• [EXERCISE DETAILS]: Extract every line of the material that holds the string "make".

Stored data entries:
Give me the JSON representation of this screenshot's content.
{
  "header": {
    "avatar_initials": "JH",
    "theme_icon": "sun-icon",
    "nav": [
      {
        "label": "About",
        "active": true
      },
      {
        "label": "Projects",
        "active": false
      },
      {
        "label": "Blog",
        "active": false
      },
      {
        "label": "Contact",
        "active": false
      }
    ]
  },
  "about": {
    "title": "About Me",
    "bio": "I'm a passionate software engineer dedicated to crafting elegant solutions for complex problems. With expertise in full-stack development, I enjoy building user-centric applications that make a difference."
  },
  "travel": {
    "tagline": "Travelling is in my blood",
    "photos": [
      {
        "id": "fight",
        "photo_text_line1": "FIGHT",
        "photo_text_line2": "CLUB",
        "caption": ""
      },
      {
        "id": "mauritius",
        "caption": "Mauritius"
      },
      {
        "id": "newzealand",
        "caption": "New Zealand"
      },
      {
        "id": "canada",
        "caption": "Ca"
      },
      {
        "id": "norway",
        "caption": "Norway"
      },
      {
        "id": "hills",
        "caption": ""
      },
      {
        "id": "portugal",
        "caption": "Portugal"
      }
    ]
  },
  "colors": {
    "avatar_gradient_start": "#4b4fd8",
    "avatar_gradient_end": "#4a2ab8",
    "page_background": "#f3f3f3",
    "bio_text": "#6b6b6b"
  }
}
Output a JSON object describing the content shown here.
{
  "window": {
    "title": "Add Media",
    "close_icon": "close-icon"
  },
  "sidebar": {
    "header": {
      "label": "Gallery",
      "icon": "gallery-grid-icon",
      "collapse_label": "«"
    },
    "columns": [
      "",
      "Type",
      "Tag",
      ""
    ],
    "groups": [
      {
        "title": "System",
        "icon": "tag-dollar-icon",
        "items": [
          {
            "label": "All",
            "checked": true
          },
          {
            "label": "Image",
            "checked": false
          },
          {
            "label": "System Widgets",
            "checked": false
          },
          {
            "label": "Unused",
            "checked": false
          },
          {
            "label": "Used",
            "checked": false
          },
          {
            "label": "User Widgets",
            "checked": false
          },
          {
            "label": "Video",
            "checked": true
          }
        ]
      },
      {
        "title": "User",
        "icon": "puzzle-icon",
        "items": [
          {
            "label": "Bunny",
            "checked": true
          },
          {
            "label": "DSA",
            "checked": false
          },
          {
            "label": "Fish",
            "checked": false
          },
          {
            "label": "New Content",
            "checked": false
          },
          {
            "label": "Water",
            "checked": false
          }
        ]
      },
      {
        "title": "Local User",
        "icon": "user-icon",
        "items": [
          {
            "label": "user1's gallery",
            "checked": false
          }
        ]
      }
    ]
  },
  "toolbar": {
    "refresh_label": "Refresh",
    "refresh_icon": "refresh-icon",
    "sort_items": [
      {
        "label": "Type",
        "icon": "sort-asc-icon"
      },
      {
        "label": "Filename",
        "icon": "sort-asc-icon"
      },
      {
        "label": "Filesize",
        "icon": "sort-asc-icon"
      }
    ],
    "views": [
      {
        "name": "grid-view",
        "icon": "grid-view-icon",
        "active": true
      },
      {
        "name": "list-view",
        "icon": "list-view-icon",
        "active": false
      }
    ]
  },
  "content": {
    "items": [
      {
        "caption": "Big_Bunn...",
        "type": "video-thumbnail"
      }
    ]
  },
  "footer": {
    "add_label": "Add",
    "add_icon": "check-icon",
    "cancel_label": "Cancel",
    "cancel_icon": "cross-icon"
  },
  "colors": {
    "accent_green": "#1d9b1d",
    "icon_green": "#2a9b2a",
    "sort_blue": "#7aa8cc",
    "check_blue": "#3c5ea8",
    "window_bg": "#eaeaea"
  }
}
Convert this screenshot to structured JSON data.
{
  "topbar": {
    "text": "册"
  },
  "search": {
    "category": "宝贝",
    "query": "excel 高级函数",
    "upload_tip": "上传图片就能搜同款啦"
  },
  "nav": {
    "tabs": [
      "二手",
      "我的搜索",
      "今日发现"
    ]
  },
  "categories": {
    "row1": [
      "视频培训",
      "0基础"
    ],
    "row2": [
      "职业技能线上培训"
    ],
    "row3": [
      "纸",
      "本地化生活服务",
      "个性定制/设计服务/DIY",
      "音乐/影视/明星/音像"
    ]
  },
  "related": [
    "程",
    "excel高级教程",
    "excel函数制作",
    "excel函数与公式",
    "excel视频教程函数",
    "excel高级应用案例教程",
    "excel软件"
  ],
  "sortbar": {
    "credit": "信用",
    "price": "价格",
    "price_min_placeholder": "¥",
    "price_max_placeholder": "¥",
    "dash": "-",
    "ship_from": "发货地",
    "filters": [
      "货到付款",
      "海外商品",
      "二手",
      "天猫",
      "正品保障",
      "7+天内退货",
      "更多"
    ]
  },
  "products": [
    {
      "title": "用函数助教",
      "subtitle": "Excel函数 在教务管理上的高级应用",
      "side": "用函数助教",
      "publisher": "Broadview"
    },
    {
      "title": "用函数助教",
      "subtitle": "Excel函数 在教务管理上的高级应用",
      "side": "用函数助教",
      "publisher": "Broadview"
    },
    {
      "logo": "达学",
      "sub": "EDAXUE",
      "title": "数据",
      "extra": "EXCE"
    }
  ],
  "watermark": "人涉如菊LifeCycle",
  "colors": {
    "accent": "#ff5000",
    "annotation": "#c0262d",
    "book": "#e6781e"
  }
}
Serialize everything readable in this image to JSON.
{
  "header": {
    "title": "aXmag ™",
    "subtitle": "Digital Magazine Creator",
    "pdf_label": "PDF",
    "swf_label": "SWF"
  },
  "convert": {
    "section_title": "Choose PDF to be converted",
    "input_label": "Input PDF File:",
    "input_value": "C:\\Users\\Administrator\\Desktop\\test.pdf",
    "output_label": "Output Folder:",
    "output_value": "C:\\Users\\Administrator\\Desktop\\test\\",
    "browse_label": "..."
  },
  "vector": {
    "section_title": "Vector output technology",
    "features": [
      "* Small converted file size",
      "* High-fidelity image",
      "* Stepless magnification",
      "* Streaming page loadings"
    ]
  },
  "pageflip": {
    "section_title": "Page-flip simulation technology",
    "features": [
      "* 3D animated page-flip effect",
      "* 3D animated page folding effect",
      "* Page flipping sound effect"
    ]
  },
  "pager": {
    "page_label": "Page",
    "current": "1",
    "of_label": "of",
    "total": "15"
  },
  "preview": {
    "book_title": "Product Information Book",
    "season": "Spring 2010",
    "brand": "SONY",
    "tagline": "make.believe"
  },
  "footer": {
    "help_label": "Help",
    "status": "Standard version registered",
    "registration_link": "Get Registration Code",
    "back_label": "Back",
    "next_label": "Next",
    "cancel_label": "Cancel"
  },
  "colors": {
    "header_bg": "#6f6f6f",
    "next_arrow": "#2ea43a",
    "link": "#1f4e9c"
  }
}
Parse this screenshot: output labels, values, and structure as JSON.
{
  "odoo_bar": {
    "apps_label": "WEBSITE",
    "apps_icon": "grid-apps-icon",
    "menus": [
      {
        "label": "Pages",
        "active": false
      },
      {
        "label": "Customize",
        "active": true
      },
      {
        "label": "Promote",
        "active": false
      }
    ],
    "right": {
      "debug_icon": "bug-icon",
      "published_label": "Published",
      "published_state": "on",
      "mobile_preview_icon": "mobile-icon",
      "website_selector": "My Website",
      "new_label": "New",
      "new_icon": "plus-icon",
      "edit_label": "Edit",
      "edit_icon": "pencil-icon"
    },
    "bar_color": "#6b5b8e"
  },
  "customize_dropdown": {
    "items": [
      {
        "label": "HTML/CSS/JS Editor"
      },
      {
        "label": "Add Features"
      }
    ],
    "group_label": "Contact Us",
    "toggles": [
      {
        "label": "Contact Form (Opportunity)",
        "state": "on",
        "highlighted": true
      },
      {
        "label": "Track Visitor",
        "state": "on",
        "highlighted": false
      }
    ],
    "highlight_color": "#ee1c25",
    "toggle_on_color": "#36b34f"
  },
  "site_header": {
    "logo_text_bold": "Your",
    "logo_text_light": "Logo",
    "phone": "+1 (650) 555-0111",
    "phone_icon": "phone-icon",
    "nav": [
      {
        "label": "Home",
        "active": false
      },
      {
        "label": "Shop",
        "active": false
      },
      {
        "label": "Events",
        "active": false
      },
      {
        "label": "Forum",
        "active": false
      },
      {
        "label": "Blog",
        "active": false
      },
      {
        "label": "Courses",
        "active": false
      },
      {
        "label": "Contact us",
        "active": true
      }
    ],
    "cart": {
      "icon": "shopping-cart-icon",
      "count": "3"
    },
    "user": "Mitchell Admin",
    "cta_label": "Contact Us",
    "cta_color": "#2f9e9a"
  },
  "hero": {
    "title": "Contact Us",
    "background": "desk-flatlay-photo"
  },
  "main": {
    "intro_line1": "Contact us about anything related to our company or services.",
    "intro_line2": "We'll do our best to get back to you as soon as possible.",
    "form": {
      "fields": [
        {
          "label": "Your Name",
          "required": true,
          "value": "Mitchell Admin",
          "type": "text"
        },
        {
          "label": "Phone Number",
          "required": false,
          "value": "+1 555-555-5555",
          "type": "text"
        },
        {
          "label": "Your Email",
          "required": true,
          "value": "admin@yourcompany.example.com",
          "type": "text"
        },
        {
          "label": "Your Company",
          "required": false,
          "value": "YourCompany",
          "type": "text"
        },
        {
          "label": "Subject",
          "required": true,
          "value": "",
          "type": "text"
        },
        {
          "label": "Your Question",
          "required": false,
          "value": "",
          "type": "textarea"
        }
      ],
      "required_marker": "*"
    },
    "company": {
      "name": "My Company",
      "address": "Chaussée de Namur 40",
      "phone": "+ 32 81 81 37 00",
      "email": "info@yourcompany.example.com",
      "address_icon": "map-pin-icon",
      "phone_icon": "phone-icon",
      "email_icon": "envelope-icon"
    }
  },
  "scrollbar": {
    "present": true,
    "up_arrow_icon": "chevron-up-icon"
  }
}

• [RESPONSE TO THE EXERCISE]:
    "bio": "I'm a passionate software engineer dedicated to crafting elegant solutions for complex problems. With expertise in full-stack development, I enjoy building user-centric applications that make a difference."
    "tagline": "make.believe"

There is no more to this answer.